REQUEST:
Collect every line in the records below that contains the word "Correlation".

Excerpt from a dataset
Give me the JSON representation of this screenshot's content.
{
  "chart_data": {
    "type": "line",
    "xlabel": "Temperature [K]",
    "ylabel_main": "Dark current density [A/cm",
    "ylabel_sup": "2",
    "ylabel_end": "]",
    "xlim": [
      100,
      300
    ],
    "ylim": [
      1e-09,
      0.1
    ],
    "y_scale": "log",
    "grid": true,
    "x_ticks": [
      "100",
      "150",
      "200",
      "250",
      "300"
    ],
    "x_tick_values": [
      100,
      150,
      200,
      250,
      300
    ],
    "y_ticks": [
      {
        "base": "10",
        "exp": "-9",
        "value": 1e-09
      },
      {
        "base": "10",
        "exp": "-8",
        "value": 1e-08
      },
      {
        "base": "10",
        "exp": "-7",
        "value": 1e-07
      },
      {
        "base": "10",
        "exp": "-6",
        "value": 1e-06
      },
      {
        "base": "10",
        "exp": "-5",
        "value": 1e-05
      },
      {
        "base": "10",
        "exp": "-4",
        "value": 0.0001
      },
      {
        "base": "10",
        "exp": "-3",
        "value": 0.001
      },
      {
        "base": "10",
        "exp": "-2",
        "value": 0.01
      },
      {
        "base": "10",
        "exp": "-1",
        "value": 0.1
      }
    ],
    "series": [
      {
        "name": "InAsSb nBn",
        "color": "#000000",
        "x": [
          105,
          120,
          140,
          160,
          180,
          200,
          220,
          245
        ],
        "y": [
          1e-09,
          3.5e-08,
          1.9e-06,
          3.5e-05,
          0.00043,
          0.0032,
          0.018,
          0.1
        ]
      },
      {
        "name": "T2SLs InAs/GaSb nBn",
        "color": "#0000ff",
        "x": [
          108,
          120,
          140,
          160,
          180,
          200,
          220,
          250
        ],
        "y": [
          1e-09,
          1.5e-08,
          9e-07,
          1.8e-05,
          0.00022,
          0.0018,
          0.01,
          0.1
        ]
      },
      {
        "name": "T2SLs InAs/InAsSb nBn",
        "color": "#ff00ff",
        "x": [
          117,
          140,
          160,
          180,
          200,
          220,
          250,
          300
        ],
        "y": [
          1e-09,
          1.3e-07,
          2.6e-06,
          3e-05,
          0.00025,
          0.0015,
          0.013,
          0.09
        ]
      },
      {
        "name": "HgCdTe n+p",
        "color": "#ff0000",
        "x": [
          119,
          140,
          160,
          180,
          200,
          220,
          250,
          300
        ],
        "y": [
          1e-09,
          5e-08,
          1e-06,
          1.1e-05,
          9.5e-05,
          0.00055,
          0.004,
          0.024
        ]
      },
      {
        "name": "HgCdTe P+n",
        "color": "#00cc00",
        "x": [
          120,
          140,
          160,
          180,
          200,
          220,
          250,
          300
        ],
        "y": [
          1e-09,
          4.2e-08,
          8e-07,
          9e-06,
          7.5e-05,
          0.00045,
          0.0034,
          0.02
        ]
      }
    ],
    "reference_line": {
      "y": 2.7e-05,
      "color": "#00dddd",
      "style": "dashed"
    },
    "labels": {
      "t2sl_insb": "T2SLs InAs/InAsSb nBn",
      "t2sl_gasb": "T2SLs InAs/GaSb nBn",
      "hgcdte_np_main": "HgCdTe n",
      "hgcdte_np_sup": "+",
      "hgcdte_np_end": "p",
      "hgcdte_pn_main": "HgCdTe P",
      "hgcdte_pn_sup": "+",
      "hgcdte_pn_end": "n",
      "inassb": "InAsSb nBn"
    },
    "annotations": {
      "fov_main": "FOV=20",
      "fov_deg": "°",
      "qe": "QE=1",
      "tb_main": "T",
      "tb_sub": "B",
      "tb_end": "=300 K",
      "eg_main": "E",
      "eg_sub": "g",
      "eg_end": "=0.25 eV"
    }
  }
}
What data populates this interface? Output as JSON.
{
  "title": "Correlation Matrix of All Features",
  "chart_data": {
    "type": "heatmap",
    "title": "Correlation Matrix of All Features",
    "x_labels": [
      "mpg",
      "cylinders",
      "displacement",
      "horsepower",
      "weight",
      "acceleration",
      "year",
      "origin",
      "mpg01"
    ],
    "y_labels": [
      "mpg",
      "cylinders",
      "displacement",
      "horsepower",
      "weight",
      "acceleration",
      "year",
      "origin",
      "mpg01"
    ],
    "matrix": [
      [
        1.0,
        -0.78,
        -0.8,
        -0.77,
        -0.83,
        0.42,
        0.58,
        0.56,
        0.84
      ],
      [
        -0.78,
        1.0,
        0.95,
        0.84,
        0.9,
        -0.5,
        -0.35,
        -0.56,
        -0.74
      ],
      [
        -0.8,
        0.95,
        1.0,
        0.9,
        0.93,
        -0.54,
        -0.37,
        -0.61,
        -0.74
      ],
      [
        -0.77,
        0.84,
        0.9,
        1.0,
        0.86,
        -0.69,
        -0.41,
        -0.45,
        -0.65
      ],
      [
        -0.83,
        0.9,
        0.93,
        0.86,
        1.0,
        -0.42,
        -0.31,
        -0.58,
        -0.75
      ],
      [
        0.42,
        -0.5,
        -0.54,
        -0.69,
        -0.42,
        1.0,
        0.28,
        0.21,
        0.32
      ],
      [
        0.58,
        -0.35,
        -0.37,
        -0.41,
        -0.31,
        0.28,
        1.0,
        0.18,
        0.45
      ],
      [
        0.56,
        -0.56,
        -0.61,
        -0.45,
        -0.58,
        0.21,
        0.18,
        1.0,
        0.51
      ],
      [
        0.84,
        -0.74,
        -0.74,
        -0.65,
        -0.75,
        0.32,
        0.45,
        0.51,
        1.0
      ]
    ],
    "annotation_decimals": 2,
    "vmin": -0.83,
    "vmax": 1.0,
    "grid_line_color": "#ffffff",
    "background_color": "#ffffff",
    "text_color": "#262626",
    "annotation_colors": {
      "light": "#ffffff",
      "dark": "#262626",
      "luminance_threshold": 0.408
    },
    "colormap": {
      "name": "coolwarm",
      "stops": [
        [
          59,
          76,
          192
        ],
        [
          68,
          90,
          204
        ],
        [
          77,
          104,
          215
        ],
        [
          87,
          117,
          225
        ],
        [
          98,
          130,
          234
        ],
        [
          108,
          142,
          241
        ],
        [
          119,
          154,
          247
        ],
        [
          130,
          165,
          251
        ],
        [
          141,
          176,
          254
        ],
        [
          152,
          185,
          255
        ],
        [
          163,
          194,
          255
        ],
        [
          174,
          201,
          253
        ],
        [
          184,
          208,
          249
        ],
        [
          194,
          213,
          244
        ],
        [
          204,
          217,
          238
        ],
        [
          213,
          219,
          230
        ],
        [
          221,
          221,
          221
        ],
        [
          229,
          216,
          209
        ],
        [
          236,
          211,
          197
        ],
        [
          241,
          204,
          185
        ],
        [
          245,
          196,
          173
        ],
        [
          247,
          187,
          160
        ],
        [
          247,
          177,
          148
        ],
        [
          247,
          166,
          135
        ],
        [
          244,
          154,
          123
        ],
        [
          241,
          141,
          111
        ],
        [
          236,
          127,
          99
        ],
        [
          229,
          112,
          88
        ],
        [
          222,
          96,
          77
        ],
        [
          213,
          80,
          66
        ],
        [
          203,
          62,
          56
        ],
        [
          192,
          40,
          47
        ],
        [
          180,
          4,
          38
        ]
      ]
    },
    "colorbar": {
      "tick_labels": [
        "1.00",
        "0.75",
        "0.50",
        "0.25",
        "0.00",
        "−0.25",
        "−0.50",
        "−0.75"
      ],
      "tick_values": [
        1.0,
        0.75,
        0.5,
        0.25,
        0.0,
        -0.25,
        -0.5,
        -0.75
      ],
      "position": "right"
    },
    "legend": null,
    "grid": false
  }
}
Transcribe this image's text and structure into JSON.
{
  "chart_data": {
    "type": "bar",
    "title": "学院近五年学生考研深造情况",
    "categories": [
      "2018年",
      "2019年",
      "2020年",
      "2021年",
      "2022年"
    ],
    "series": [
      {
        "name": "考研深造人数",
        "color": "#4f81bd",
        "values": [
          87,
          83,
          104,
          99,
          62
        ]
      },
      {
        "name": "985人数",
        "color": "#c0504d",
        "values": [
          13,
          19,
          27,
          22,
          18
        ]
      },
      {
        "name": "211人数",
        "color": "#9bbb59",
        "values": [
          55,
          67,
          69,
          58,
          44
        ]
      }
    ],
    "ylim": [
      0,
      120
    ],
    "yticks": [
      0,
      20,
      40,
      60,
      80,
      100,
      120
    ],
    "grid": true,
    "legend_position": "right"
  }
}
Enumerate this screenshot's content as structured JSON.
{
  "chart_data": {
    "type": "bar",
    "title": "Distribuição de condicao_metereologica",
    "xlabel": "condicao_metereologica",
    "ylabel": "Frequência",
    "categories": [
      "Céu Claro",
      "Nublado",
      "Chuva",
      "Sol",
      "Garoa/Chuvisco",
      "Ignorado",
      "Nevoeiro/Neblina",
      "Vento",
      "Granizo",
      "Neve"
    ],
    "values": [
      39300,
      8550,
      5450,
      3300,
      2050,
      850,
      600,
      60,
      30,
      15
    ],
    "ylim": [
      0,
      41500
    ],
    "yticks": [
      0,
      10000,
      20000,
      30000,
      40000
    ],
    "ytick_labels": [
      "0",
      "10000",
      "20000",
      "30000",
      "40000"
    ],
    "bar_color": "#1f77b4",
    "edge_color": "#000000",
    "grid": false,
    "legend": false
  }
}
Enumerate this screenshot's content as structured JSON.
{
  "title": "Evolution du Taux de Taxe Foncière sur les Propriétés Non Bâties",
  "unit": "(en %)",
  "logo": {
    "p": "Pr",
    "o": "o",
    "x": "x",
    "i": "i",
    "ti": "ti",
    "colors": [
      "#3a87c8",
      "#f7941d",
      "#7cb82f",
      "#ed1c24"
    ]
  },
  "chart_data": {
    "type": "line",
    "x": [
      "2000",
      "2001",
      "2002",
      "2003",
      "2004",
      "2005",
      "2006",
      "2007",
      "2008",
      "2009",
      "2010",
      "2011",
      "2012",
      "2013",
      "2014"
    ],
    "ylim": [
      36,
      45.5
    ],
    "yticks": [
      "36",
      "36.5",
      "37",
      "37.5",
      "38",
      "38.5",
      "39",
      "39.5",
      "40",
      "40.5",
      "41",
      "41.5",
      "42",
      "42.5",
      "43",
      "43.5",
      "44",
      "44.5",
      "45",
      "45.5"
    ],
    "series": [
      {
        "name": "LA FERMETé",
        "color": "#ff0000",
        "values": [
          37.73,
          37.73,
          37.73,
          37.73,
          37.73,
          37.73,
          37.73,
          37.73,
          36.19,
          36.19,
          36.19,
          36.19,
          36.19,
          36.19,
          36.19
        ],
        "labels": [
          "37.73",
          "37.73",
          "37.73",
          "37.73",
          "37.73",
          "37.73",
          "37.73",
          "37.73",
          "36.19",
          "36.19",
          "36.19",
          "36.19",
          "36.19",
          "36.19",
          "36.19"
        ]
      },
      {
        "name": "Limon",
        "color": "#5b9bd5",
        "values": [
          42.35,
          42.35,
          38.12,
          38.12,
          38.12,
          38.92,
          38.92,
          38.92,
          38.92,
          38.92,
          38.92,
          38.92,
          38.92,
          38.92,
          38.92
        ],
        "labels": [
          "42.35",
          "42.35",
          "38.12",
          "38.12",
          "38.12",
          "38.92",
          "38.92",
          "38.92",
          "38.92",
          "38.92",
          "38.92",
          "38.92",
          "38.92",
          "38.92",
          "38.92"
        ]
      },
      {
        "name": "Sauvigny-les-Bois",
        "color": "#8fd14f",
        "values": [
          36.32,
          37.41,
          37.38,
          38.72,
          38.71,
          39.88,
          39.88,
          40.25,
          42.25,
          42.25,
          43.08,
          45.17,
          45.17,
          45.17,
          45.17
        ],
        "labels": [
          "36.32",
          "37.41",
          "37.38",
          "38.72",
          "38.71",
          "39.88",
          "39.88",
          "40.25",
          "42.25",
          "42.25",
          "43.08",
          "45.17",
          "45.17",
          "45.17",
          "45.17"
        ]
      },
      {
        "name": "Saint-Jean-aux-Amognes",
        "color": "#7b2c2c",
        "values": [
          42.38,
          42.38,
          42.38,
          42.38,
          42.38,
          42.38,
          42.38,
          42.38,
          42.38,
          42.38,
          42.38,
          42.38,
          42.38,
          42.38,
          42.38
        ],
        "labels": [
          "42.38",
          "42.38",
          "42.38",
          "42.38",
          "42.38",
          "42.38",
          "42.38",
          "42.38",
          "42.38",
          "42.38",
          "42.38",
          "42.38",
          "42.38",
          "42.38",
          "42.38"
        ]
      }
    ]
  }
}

PROBLEM SOLUTION:
  "title": "Correlation Matrix of All Features",
    "title": "Correlation Matrix of All Features",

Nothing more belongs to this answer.